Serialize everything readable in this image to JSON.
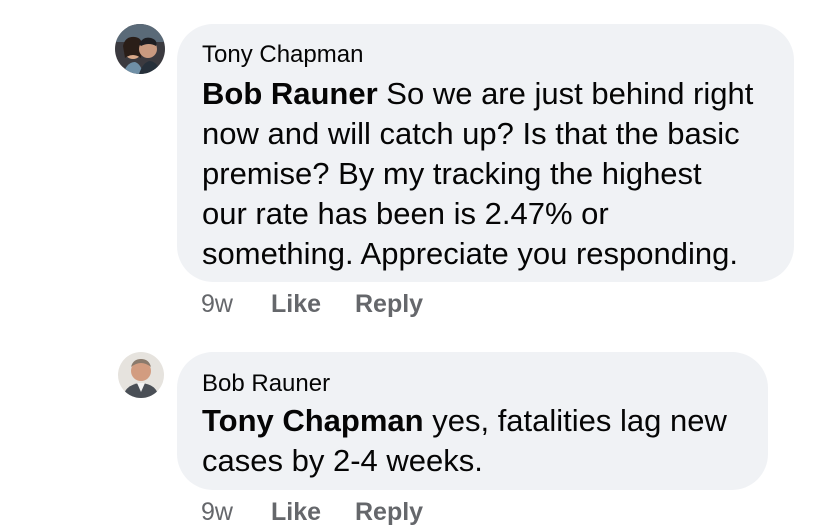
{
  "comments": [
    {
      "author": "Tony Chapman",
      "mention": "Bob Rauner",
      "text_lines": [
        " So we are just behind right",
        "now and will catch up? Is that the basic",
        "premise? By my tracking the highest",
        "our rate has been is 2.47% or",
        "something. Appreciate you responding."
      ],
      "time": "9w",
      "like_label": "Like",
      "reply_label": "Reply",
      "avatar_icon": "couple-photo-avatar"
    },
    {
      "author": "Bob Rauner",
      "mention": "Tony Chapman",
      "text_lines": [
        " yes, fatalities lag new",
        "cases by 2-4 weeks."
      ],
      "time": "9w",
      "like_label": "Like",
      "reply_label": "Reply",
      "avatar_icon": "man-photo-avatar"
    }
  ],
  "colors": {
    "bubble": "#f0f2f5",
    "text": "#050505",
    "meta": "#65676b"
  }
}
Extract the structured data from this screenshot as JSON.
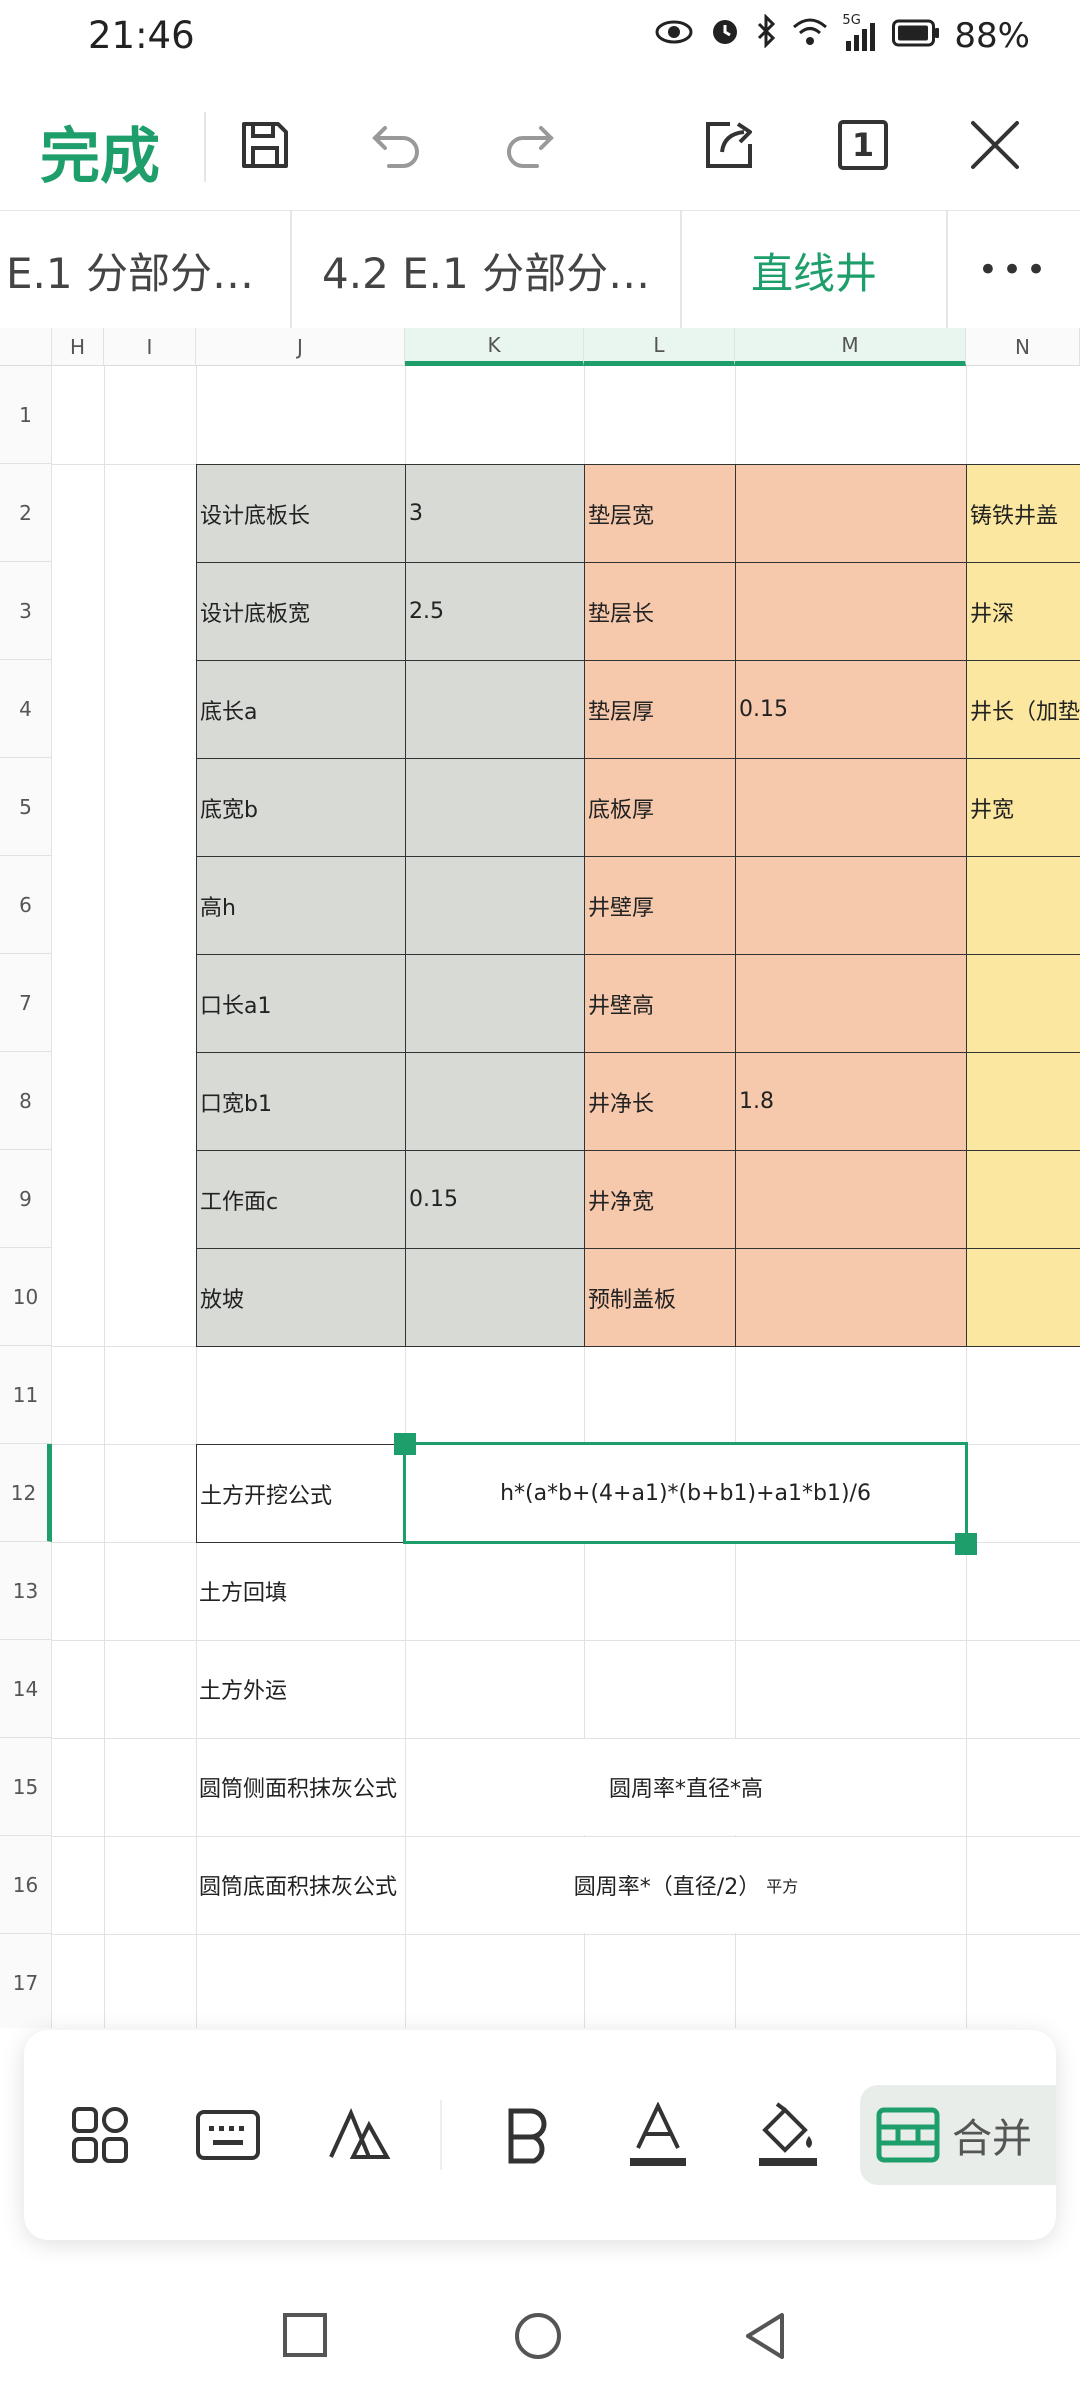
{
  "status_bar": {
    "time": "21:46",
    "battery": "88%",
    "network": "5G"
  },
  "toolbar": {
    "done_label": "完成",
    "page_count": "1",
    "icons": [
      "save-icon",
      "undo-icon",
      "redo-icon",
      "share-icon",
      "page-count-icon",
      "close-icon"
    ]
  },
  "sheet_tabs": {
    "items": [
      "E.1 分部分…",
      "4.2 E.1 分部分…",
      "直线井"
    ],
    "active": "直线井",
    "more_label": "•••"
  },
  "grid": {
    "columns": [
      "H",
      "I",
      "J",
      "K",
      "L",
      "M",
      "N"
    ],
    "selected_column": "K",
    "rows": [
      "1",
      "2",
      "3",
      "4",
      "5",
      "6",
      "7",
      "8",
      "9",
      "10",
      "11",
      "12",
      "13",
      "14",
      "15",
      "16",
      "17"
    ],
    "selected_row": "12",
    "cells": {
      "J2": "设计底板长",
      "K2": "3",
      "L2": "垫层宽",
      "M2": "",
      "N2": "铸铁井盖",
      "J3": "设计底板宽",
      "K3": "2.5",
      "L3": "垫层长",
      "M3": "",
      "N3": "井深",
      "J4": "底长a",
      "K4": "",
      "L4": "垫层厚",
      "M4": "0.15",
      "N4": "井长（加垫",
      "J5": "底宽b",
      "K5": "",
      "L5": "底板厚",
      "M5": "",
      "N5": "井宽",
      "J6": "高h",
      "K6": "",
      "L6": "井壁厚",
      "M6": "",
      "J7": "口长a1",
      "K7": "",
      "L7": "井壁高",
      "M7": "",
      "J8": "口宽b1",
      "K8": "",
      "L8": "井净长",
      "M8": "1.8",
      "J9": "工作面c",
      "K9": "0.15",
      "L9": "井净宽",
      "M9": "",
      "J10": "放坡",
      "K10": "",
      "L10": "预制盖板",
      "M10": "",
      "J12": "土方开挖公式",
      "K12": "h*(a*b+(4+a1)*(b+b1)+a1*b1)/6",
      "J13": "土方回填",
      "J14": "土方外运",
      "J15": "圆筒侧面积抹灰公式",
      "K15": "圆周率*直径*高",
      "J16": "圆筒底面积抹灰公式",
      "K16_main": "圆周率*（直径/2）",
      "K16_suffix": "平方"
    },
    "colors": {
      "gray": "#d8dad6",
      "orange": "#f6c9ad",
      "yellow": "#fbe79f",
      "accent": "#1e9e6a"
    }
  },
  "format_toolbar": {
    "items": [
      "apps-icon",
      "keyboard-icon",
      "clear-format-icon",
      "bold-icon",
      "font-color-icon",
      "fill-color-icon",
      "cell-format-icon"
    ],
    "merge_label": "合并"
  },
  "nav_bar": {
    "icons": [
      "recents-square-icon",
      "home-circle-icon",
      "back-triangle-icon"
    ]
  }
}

★ ★ ★ ★

[What is needed] Pick out each line containing the string "Chapman" and copy it.

[Exercise answer]
      "author": "Tony Chapman",
      "mention": "Tony Chapman",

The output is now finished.